◆ Task prompt ◆
Print the listing below in its entirety, character for character.

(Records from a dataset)
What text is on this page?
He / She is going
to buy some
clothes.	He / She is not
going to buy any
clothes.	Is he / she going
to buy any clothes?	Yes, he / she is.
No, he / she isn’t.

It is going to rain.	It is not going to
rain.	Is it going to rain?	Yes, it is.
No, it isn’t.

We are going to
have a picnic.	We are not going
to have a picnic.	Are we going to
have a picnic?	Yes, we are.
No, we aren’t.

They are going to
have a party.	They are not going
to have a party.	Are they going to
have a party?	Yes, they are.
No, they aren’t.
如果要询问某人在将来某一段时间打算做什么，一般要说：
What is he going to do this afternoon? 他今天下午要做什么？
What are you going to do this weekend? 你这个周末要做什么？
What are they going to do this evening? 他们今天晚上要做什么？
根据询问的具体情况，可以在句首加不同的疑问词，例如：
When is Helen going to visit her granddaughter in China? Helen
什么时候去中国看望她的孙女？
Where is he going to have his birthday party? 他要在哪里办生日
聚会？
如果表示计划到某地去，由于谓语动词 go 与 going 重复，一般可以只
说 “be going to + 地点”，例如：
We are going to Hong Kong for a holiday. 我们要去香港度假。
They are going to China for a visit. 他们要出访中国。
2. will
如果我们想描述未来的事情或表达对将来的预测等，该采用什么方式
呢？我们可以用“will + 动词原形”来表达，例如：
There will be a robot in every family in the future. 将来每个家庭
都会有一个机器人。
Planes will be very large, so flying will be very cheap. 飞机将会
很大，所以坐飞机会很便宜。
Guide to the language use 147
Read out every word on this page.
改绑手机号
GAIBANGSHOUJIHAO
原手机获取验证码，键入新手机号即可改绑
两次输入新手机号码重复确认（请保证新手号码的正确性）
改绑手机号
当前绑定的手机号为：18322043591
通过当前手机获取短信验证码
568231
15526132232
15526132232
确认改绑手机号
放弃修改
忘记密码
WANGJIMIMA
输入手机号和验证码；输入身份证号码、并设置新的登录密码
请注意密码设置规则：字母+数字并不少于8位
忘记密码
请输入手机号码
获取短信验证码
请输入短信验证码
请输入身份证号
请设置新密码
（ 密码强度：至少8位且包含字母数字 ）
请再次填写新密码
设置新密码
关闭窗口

◆ Problem solution ◆
What text is on this page?
He / She is going
to buy some
clothes.	He / She is not
going to buy any
clothes.	Is he / she going
to buy any clothes?	Yes, he / she is.
No, he / she isn’t.

It is going to rain.	It is not going to
rain.	Is it going to rain?	Yes, it is.
No, it isn’t.

We are going to
have a picnic.	We are not going
to have a picnic.	Are we going to
have a picnic?	Yes, we are.
No, we aren’t.

They are going to
have a party.	They are not going
to have a party.	Are they going to
have a party?	Yes, they are.
No, they aren’t.
如果要询问某人在将来某一段时间打算做什么，一般要说：
What is he going to do this afternoon? 他今天下午要做什么？
What are you going to do this weekend? 你这个周末要做什么？
What are they going to do this evening? 他们今天晚上要做什么？
根据询问的具体情况，可以在句首加不同的疑问词，例如：
When is Helen going to visit her granddaughter in China? Helen
什么时候去中国看望她的孙女？
Where is he going to have his birthday party? 他要在哪里办生日
聚会？
如果表示计划到某地去，由于谓语动词 go 与 going 重复，一般可以只
说 “be going to + 地点”，例如：
We are going to Hong Kong for a holiday. 我们要去香港度假。
They are going to China for a visit. 他们要出访中国。
2. will
如果我们想描述未来的事情或表达对将来的预测等，该采用什么方式
呢？我们可以用“will + 动词原形”来表达，例如：
There will be a robot in every family in the future. 将来每个家庭
都会有一个机器人。
Planes will be very large, so flying will be very cheap. 飞机将会
很大，所以坐飞机会很便宜。
Guide to the language use 147
Read out every word on this page.
改绑手机号
GAIBANGSHOUJIHAO
原手机获取验证码，键入新手机号即可改绑
两次输入新手机号码重复确认（请保证新手号码的正确性）
改绑手机号
当前绑定的手机号为：18322043591
通过当前手机获取短信验证码
568231
15526132232
15526132232
确认改绑手机号
放弃修改
忘记密码
WANGJIMIMA
输入手机号和验证码；输入身份证号码、并设置新的登录密码
请注意密码设置规则：字母+数字并不少于8位
忘记密码
请输入手机号码
获取短信验证码
请输入短信验证码
请输入身份证号
请设置新密码
（ 密码强度：至少8位且包含字母数字 ）
请再次填写新密码
设置新密码
关闭窗口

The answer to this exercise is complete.